#### THE PROBLEM:
Provide an exact transcription of all the records.

#### EXTRACTED ENTRIES:
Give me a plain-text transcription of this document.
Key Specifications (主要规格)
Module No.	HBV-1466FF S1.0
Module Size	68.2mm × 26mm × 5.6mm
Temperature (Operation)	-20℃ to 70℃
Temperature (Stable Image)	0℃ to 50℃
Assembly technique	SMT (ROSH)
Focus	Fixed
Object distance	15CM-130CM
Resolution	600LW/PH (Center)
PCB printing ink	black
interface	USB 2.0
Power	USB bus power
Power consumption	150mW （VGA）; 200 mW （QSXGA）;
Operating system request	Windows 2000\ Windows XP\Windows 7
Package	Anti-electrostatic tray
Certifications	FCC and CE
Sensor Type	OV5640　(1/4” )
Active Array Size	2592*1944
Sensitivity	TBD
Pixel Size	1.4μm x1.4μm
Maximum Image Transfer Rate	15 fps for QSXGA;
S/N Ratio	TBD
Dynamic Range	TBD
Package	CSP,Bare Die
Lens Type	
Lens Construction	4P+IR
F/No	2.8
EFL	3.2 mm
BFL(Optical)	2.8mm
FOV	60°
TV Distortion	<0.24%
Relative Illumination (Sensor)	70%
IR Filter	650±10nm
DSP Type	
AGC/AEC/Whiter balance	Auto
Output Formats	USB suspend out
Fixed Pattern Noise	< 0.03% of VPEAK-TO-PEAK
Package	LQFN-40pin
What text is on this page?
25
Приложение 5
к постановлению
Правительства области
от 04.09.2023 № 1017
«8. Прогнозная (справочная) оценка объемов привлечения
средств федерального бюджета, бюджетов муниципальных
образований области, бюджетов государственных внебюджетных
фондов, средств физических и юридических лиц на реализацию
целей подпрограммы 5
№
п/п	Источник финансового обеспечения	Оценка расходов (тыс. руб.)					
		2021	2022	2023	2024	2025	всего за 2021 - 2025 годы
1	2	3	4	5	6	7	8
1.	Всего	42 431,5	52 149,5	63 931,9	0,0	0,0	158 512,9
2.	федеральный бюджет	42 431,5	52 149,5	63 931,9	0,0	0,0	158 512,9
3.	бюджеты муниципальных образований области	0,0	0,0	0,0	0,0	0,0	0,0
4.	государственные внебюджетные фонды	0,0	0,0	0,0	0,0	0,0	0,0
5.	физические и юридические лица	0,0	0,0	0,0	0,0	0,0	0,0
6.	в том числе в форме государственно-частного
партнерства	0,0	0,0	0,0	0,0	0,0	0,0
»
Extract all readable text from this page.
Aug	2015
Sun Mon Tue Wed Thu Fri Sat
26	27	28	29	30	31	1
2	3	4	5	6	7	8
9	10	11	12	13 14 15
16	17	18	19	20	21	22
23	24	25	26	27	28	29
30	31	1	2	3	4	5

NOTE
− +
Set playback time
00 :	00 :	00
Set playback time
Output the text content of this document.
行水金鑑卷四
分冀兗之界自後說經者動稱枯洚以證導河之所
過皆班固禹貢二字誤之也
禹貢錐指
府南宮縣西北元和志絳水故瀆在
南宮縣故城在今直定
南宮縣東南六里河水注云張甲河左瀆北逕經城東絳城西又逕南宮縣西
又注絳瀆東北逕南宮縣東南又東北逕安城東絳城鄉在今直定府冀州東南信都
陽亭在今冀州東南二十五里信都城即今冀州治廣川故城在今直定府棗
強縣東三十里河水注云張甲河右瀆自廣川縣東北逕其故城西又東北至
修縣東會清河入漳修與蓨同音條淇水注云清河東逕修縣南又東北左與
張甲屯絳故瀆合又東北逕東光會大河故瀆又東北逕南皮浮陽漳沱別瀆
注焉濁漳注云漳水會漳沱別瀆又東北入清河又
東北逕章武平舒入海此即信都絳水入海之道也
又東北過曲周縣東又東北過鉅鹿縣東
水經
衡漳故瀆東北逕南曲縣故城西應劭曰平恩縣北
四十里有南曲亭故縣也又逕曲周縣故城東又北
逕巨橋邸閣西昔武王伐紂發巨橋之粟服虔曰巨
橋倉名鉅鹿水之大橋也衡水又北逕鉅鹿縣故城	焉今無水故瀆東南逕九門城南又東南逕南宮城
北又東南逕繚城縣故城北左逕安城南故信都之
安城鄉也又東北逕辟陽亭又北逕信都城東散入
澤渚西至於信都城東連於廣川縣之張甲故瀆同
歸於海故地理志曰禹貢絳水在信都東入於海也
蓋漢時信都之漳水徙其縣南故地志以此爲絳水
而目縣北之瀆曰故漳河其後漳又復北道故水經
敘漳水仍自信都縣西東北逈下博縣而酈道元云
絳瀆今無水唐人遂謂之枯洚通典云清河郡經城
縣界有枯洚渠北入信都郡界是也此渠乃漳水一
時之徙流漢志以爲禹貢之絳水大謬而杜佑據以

#### RESULT OF THIS EXERCISE:
Give me a plain-text transcription of this document.
Key Specifications (主要规格)
Module No.	HBV-1466FF S1.0
Module Size	68.2mm × 26mm × 5.6mm
Temperature (Operation)	-20℃ to 70℃
Temperature (Stable Image)	0℃ to 50℃
Assembly technique	SMT (ROSH)
Focus	Fixed
Object distance	15CM-130CM
Resolution	600LW/PH (Center)
PCB printing ink	black
interface	USB 2.0
Power	USB bus power
Power consumption	150mW （VGA）; 200 mW （QSXGA）;
Operating system request	Windows 2000\ Windows XP\Windows 7
Package	Anti-electrostatic tray
Certifications	FCC and CE
Sensor Type	OV5640　(1/4” )
Active Array Size	2592*1944
Sensitivity	TBD
Pixel Size	1.4μm x1.4μm
Maximum Image Transfer Rate	15 fps for QSXGA;
S/N Ratio	TBD
Dynamic Range	TBD
Package	CSP,Bare Die
Lens Type	
Lens Construction	4P+IR
F/No	2.8
EFL	3.2 mm
BFL(Optical)	2.8mm
FOV	60°
TV Distortion	<0.24%
Relative Illumination (Sensor)	70%
IR Filter	650±10nm
DSP Type	
AGC/AEC/Whiter balance	Auto
Output Formats	USB suspend out
Fixed Pattern Noise	< 0.03% of VPEAK-TO-PEAK
Package	LQFN-40pin
What text is on this page?
25
Приложение 5
к постановлению
Правительства области
от 04.09.2023 № 1017
«8. Прогнозная (справочная) оценка объемов привлечения
средств федерального бюджета, бюджетов муниципальных
образований области, бюджетов государственных внебюджетных
фондов, средств физических и юридических лиц на реализацию
целей подпрограммы 5
№
п/п	Источник финансового обеспечения	Оценка расходов (тыс. руб.)					
		2021	2022	2023	2024	2025	всего за 2021 - 2025 годы
1	2	3	4	5	6	7	8
1.	Всего	42 431,5	52 149,5	63 931,9	0,0	0,0	158 512,9
2.	федеральный бюджет	42 431,5	52 149,5	63 931,9	0,0	0,0	158 512,9
3.	бюджеты муниципальных образований области	0,0	0,0	0,0	0,0	0,0	0,0
4.	государственные внебюджетные фонды	0,0	0,0	0,0	0,0	0,0	0,0
5.	физические и юридические лица	0,0	0,0	0,0	0,0	0,0	0,0
6.	в том числе в форме государственно-частного
партнерства	0,0	0,0	0,0	0,0	0,0	0,0
»
Extract all readable text from this page.
Aug	2015
Sun Mon Tue Wed Thu Fri Sat
26	27	28	29	30	31	1
2	3	4	5	6	7	8
9	10	11	12	13 14 15
16	17	18	19	20	21	22
23	24	25	26	27	28	29
30	31	1	2	3	4	5

NOTE
− +
Set playback time
00 :	00 :	00
Set playback time
Output the text content of this document.
行水金鑑卷四
分冀兗之界自後說經者動稱枯洚以證導河之所
過皆班固禹貢二字誤之也
禹貢錐指
府南宮縣西北元和志絳水故瀆在
南宮縣故城在今直定
南宮縣東南六里河水注云張甲河左瀆北逕經城東絳城西又逕南宮縣西
又注絳瀆東北逕南宮縣東南又東北逕安城東絳城鄉在今直定府冀州東南信都
陽亭在今冀州東南二十五里信都城即今冀州治廣川故城在今直定府棗
強縣東三十里河水注云張甲河右瀆自廣川縣東北逕其故城西又東北至
修縣東會清河入漳修與蓨同音條淇水注云清河東逕修縣南又東北左與
張甲屯絳故瀆合又東北逕東光會大河故瀆又東北逕南皮浮陽漳沱別瀆
注焉濁漳注云漳水會漳沱別瀆又東北入清河又
東北逕章武平舒入海此即信都絳水入海之道也
又東北過曲周縣東又東北過鉅鹿縣東
水經
衡漳故瀆東北逕南曲縣故城西應劭曰平恩縣北
四十里有南曲亭故縣也又逕曲周縣故城東又北
逕巨橋邸閣西昔武王伐紂發巨橋之粟服虔曰巨
橋倉名鉅鹿水之大橋也衡水又北逕鉅鹿縣故城	焉今無水故瀆東南逕九門城南又東南逕南宮城
北又東南逕繚城縣故城北左逕安城南故信都之
安城鄉也又東北逕辟陽亭又北逕信都城東散入
澤渚西至於信都城東連於廣川縣之張甲故瀆同
歸於海故地理志曰禹貢絳水在信都東入於海也
蓋漢時信都之漳水徙其縣南故地志以此爲絳水
而目縣北之瀆曰故漳河其後漳又復北道故水經
敘漳水仍自信都縣西東北逈下博縣而酈道元云
絳瀆今無水唐人遂謂之枯洚通典云清河郡經城
縣界有枯洚渠北入信都郡界是也此渠乃漳水一
時之徙流漢志以爲禹貢之絳水大謬而杜佑據以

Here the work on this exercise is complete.